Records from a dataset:

::::::::

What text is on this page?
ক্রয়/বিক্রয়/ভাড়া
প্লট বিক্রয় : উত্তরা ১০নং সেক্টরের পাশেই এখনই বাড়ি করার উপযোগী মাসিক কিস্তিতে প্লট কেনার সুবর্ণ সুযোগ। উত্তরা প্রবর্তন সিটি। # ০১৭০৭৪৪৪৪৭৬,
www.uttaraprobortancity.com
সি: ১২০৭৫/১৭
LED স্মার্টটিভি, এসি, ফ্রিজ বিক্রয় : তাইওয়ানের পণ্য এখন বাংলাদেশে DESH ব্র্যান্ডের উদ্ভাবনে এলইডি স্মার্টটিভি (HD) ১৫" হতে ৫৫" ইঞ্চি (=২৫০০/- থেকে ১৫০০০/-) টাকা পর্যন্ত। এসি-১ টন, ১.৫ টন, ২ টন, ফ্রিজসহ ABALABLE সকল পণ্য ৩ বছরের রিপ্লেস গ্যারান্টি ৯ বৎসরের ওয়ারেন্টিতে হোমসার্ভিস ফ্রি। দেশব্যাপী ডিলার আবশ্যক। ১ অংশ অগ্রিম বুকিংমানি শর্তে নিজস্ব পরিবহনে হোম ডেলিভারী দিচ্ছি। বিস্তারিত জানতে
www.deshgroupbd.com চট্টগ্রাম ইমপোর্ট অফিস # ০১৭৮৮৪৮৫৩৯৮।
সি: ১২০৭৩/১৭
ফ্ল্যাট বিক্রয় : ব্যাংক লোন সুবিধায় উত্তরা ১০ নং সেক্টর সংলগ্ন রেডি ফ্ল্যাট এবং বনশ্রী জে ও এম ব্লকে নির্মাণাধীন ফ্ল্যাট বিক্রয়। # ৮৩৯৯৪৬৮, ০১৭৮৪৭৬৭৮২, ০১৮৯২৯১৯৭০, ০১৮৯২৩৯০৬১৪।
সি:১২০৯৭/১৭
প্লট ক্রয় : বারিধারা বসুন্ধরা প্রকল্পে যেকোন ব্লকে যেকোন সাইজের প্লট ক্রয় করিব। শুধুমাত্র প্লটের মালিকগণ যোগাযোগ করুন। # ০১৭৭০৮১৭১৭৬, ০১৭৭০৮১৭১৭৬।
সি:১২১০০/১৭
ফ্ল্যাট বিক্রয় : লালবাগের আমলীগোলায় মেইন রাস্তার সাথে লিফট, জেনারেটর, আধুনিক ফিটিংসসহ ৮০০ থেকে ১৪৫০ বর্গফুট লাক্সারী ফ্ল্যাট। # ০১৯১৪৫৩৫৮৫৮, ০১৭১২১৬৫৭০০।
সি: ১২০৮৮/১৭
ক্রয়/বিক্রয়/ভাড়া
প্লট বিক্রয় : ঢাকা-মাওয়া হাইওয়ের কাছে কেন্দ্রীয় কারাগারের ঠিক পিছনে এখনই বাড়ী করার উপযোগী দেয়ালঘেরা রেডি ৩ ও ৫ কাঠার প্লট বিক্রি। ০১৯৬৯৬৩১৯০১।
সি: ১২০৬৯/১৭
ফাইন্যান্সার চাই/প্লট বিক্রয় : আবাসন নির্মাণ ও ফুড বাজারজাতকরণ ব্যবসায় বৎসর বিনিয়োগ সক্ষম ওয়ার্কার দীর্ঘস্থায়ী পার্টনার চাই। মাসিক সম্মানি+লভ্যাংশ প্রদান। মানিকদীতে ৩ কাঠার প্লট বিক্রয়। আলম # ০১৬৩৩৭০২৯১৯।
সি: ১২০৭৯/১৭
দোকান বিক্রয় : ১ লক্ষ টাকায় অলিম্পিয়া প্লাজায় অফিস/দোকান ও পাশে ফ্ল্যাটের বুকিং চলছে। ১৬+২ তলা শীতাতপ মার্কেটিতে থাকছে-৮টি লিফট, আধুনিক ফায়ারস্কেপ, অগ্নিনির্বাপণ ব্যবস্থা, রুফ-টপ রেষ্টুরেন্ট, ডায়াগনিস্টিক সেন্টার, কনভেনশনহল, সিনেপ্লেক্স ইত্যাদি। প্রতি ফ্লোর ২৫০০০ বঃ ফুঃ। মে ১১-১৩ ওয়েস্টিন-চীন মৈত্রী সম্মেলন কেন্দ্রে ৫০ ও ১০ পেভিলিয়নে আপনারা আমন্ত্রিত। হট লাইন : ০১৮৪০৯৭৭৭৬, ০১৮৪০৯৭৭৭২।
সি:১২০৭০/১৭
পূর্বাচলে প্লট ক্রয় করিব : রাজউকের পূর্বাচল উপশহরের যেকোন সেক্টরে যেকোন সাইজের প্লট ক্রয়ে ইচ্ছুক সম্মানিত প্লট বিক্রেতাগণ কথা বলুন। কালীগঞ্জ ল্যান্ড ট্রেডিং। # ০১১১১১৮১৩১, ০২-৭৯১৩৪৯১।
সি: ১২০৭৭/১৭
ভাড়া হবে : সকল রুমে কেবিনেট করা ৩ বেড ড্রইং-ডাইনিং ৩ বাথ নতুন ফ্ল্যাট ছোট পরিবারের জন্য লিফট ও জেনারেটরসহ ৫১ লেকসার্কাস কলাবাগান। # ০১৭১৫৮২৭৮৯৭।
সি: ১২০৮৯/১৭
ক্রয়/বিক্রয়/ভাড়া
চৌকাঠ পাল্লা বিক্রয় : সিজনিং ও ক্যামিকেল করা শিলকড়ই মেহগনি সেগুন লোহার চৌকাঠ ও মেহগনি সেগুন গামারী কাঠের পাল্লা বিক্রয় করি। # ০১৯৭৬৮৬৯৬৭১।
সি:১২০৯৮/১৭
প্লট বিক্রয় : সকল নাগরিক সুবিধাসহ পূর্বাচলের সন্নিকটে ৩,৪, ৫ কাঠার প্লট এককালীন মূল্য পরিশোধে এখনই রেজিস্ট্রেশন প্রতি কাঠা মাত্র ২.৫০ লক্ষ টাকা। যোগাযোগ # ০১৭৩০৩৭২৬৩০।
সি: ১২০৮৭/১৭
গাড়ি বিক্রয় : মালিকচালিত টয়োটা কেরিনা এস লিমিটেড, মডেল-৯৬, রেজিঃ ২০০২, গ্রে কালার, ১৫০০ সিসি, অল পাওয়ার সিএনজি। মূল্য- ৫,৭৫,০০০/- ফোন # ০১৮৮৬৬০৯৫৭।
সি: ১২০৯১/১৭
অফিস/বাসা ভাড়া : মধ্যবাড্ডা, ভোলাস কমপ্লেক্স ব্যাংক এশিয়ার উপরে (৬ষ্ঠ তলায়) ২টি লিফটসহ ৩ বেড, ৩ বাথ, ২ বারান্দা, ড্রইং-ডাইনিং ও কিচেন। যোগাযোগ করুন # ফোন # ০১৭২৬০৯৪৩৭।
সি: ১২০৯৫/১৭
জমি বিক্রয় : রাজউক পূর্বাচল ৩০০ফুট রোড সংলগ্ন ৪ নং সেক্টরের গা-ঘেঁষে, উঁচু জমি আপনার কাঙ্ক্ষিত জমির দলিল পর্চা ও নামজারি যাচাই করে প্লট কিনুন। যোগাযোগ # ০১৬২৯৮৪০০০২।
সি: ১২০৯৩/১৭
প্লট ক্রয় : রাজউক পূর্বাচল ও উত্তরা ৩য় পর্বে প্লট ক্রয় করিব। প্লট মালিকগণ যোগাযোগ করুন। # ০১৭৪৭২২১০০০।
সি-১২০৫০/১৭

::::::::

_Request_: Output the entries exactly.

_Solution to this task_:
What text is on this page?
ক্রয়/বিক্রয়/ভাড়া
প্লট বিক্রয় : উত্তরা ১০নং সেক্টরের পাশেই এখনই বাড়ি করার উপযোগী মাসিক কিস্তিতে প্লট কেনার সুবর্ণ সুযোগ। উত্তরা প্রবর্তন সিটি। # ০১৭০৭৪৪৪৪৭৬,
www.uttaraprobortancity.com
সি: ১২০৭৫/১৭
LED স্মার্টটিভি, এসি, ফ্রিজ বিক্রয় : তাইওয়ানের পণ্য এখন বাংলাদেশে DESH ব্র্যান্ডের উদ্ভাবনে এলইডি স্মার্টটিভি (HD) ১৫" হতে ৫৫" ইঞ্চি (=২৫০০/- থেকে ১৫০০০/-) টাকা পর্যন্ত। এসি-১ টন, ১.৫ টন, ২ টন, ফ্রিজসহ ABALABLE সকল পণ্য ৩ বছরের রিপ্লেস গ্যারান্টি ৯ বৎসরের ওয়ারেন্টিতে হোমসার্ভিস ফ্রি। দেশব্যাপী ডিলার আবশ্যক। ১ অংশ অগ্রিম বুকিংমানি শর্তে নিজস্ব পরিবহনে হোম ডেলিভারী দিচ্ছি। বিস্তারিত জানতে
www.deshgroupbd.com চট্টগ্রাম ইমপোর্ট অফিস # ০১৭৮৮৪৮৫৩৯৮।
সি: ১২০৭৩/১৭
ফ্ল্যাট বিক্রয় : ব্যাংক লোন সুবিধায় উত্তরা ১০ নং সেক্টর সংলগ্ন রেডি ফ্ল্যাট এবং বনশ্রী জে ও এম ব্লকে নির্মাণাধীন ফ্ল্যাট বিক্রয়। # ৮৩৯৯৪৬৮, ০১৭৮৪৭৬৭৮২, ০১৮৯২৯১৯৭০, ০১৮৯২৩৯০৬১৪।
সি:১২০৯৭/১৭
প্লট ক্রয় : বারিধারা বসুন্ধরা প্রকল্পে যেকোন ব্লকে যেকোন সাইজের প্লট ক্রয় করিব। শুধুমাত্র প্লটের মালিকগণ যোগাযোগ করুন। # ০১৭৭০৮১৭১৭৬, ০১৭৭০৮১৭১৭৬।
সি:১২১০০/১৭
ফ্ল্যাট বিক্রয় : লালবাগের আমলীগোলায় মেইন রাস্তার সাথে লিফট, জেনারেটর, আধুনিক ফিটিংসসহ ৮০০ থেকে ১৪৫০ বর্গফুট লাক্সারী ফ্ল্যাট। # ০১৯১৪৫৩৫৮৫৮, ০১৭১২১৬৫৭০০।
সি: ১২০৮৮/১৭
ক্রয়/বিক্রয়/ভাড়া
প্লট বিক্রয় : ঢাকা-মাওয়া হাইওয়ের কাছে কেন্দ্রীয় কারাগারের ঠিক পিছনে এখনই বাড়ী করার উপযোগী দেয়ালঘেরা রেডি ৩ ও ৫ কাঠার প্লট বিক্রি। ০১৯৬৯৬৩১৯০১।
সি: ১২০৬৯/১৭
ফাইন্যান্সার চাই/প্লট বিক্রয় : আবাসন নির্মাণ ও ফুড বাজারজাতকরণ ব্যবসায় বৎসর বিনিয়োগ সক্ষম ওয়ার্কার দীর্ঘস্থায়ী পার্টনার চাই। মাসিক সম্মানি+লভ্যাংশ প্রদান। মানিকদীতে ৩ কাঠার প্লট বিক্রয়। আলম # ০১৬৩৩৭০২৯১৯।
সি: ১২০৭৯/১৭
দোকান বিক্রয় : ১ লক্ষ টাকায় অলিম্পিয়া প্লাজায় অফিস/দোকান ও পাশে ফ্ল্যাটের বুকিং চলছে। ১৬+২ তলা শীতাতপ মার্কেটিতে থাকছে-৮টি লিফট, আধুনিক ফায়ারস্কেপ, অগ্নিনির্বাপণ ব্যবস্থা, রুফ-টপ রেষ্টুরেন্ট, ডায়াগনিস্টিক সেন্টার, কনভেনশনহল, সিনেপ্লেক্স ইত্যাদি। প্রতি ফ্লোর ২৫০০০ বঃ ফুঃ। মে ১১-১৩ ওয়েস্টিন-চীন মৈত্রী সম্মেলন কেন্দ্রে ৫০ ও ১০ পেভিলিয়নে আপনারা আমন্ত্রিত। হট লাইন : ০১৮৪০৯৭৭৭৬, ০১৮৪০৯৭৭৭২।
সি:১২০৭০/১৭
পূর্বাচলে প্লট ক্রয় করিব : রাজউকের পূর্বাচল উপশহরের যেকোন সেক্টরে যেকোন সাইজের প্লট ক্রয়ে ইচ্ছুক সম্মানিত প্লট বিক্রেতাগণ কথা বলুন। কালীগঞ্জ ল্যান্ড ট্রেডিং। # ০১১১১১৮১৩১, ০২-৭৯১৩৪৯১।
সি: ১২০৭৭/১৭
ভাড়া হবে : সকল রুমে কেবিনেট করা ৩ বেড ড্রইং-ডাইনিং ৩ বাথ নতুন ফ্ল্যাট ছোট পরিবারের জন্য লিফট ও জেনারেটরসহ ৫১ লেকসার্কাস কলাবাগান। # ০১৭১৫৮২৭৮৯৭।
সি: ১২০৮৯/১৭
ক্রয়/বিক্রয়/ভাড়া
চৌকাঠ পাল্লা বিক্রয় : সিজনিং ও ক্যামিকেল করা শিলকড়ই মেহগনি সেগুন লোহার চৌকাঠ ও মেহগনি সেগুন গামারী কাঠের পাল্লা বিক্রয় করি। # ০১৯৭৬৮৬৯৬৭১।
সি:১২০৯৮/১৭
প্লট বিক্রয় : সকল নাগরিক সুবিধাসহ পূর্বাচলের সন্নিকটে ৩,৪, ৫ কাঠার প্লট এককালীন মূল্য পরিশোধে এখনই রেজিস্ট্রেশন প্রতি কাঠা মাত্র ২.৫০ লক্ষ টাকা। যোগাযোগ # ০১৭৩০৩৭২৬৩০।
সি: ১২০৮৭/১৭
গাড়ি বিক্রয় : মালিকচালিত টয়োটা কেরিনা এস লিমিটেড, মডেল-৯৬, রেজিঃ ২০০২, গ্রে কালার, ১৫০০ সিসি, অল পাওয়ার সিএনজি। মূল্য- ৫,৭৫,০০০/- ফোন # ০১৮৮৬৬০৯৫৭।
সি: ১২০৯১/১৭
অফিস/বাসা ভাড়া : মধ্যবাড্ডা, ভোলাস কমপ্লেক্স ব্যাংক এশিয়ার উপরে (৬ষ্ঠ তলায়) ২টি লিফটসহ ৩ বেড, ৩ বাথ, ২ বারান্দা, ড্রইং-ডাইনিং ও কিচেন। যোগাযোগ করুন # ফোন # ০১৭২৬০৯৪৩৭।
সি: ১২০৯৫/১৭
জমি বিক্রয় : রাজউক পূর্বাচল ৩০০ফুট রোড সংলগ্ন ৪ নং সেক্টরের গা-ঘেঁষে, উঁচু জমি আপনার কাঙ্ক্ষিত জমির দলিল পর্চা ও নামজারি যাচাই করে প্লট কিনুন। যোগাযোগ # ০১৬২৯৮৪০০০২।
সি: ১২০৯৩/১৭
প্লট ক্রয় : রাজউক পূর্বাচল ও উত্তরা ৩য় পর্বে প্লট ক্রয় করিব। প্লট মালিকগণ যোগাযোগ করুন। # ০১৭৪৭২২১০০০।
সি-১২০৫০/১৭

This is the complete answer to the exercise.